Set task:
Write out the material exactly, leaving every picture behind.

Material supplied:

********

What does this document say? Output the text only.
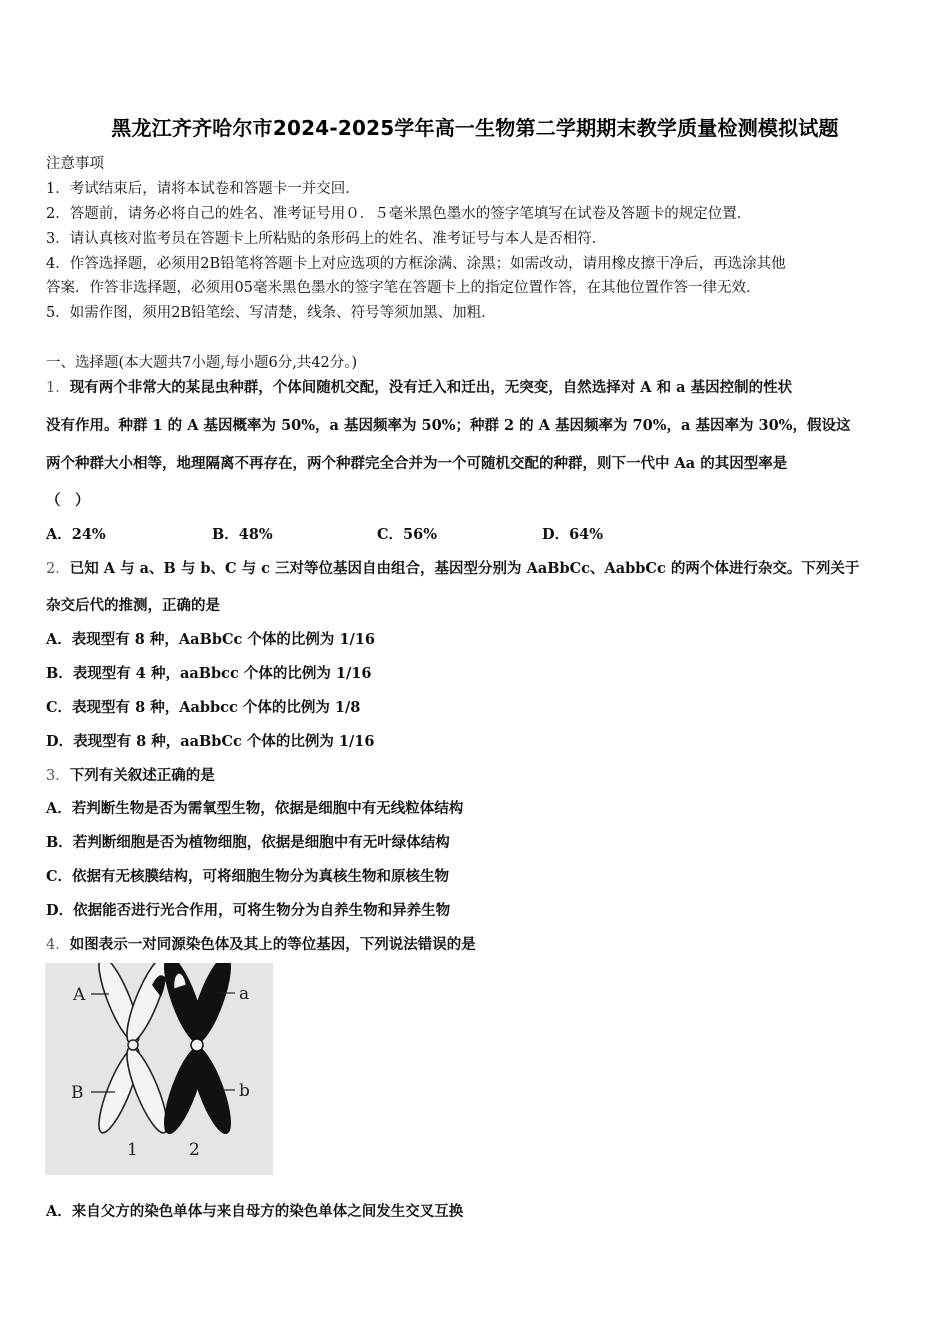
黑龙江齐齐哈尔市2024-2025学年高一生物第二学期期末教学质量检测模拟试题
注意事项
1．考试结束后，请将本试卷和答题卡一并交回．
2．答题前，请务必将自己的姓名、准考证号用０．５毫米黑色墨水的签字笔填写在试卷及答题卡的规定位置．
3．请认真核对监考员在答题卡上所粘贴的条形码上的姓名、准考证号与本人是否相符．
4．作答选择题，必须用2B铅笔将答题卡上对应选项的方框涂满、涂黑；如需改动，请用橡皮擦干净后，再选涂其他
答案．作答非选择题，必须用05毫米黑色墨水的签字笔在答题卡上的指定位置作答，在其他位置作答一律无效．
5．如需作图，须用2B铅笔绘、写清楚，线条、符号等须加黑、加粗．
一、选择题(本大题共7小题,每小题6分,共42分。)
1．现有两个非常大的某昆虫种群，个体间随机交配，没有迁入和迁出，无突变，自然选择对 A 和 a 基因控制的性状
没有作用。种群 1 的 A 基因概率为 50%，a 基因频率为 50%；种群 2 的 A 基因频率为 70%，a 基因率为 30%，假设这
两个种群大小相等，地理隔离不再存在，两个种群完全合并为一个可随机交配的种群，则下一代中 Aa 的其因型率是
（　）
A．24%	B．48%	C．56%	D．64%
2．已知 A 与 a、B 与 b、C 与 c 三对等位基因自由组合，基因型分别为 AaBbCc、AabbCc 的两个体进行杂交。下列关于
杂交后代的推测，正确的是
A．表现型有 8 种，AaBbCc 个体的比例为 1/16
B．表现型有 4 种，aaBbcc 个体的比例为 1/16
C．表现型有 8 种，Aabbcc 个体的比例为 1/8
D．表现型有 8 种，aaBbCc 个体的比例为 1/16
3．下列有关叙述正确的是
A．若判断生物是否为需氧型生物，依据是细胞中有无线粒体结构
B．若判断细胞是否为植物细胞，依据是细胞中有无叶绿体结构
C．依据有无核膜结构，可将细胞生物分为真核生物和原核生物
D．依据能否进行光合作用，可将生物分为自养生物和异养生物
4．如图表示一对同源染色体及其上的等位基因，下列说法错误的是
A
B
a
b
1	2
A．来自父方的染色单体与来自母方的染色单体之间发生交叉互换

********

Finished answer:
What does this document say? Output the text only.
黑龙江齐齐哈尔市2024-2025学年高一生物第二学期期末教学质量检测模拟试题
注意事项
1．考试结束后，请将本试卷和答题卡一并交回．
2．答题前，请务必将自己的姓名、准考证号用０．５毫米黑色墨水的签字笔填写在试卷及答题卡的规定位置．
3．请认真核对监考员在答题卡上所粘贴的条形码上的姓名、准考证号与本人是否相符．
4．作答选择题，必须用2B铅笔将答题卡上对应选项的方框涂满、涂黑；如需改动，请用橡皮擦干净后，再选涂其他
答案．作答非选择题，必须用05毫米黑色墨水的签字笔在答题卡上的指定位置作答，在其他位置作答一律无效．
5．如需作图，须用2B铅笔绘、写清楚，线条、符号等须加黑、加粗．
一、选择题(本大题共7小题,每小题6分,共42分。)
1．现有两个非常大的某昆虫种群，个体间随机交配，没有迁入和迁出，无突变，自然选择对 A 和 a 基因控制的性状
没有作用。种群 1 的 A 基因概率为 50%，a 基因频率为 50%；种群 2 的 A 基因频率为 70%，a 基因率为 30%，假设这
两个种群大小相等，地理隔离不再存在，两个种群完全合并为一个可随机交配的种群，则下一代中 Aa 的其因型率是
（　）
A．24%	B．48%	C．56%	D．64%
2．已知 A 与 a、B 与 b、C 与 c 三对等位基因自由组合，基因型分别为 AaBbCc、AabbCc 的两个体进行杂交。下列关于
杂交后代的推测，正确的是
A．表现型有 8 种，AaBbCc 个体的比例为 1/16
B．表现型有 4 种，aaBbcc 个体的比例为 1/16
C．表现型有 8 种，Aabbcc 个体的比例为 1/8
D．表现型有 8 种，aaBbCc 个体的比例为 1/16
3．下列有关叙述正确的是
A．若判断生物是否为需氧型生物，依据是细胞中有无线粒体结构
B．若判断细胞是否为植物细胞，依据是细胞中有无叶绿体结构
C．依据有无核膜结构，可将细胞生物分为真核生物和原核生物
D．依据能否进行光合作用，可将生物分为自养生物和异养生物
4．如图表示一对同源染色体及其上的等位基因，下列说法错误的是
A
B
a
b
1	2
A．来自父方的染色单体与来自母方的染色单体之间发生交叉互换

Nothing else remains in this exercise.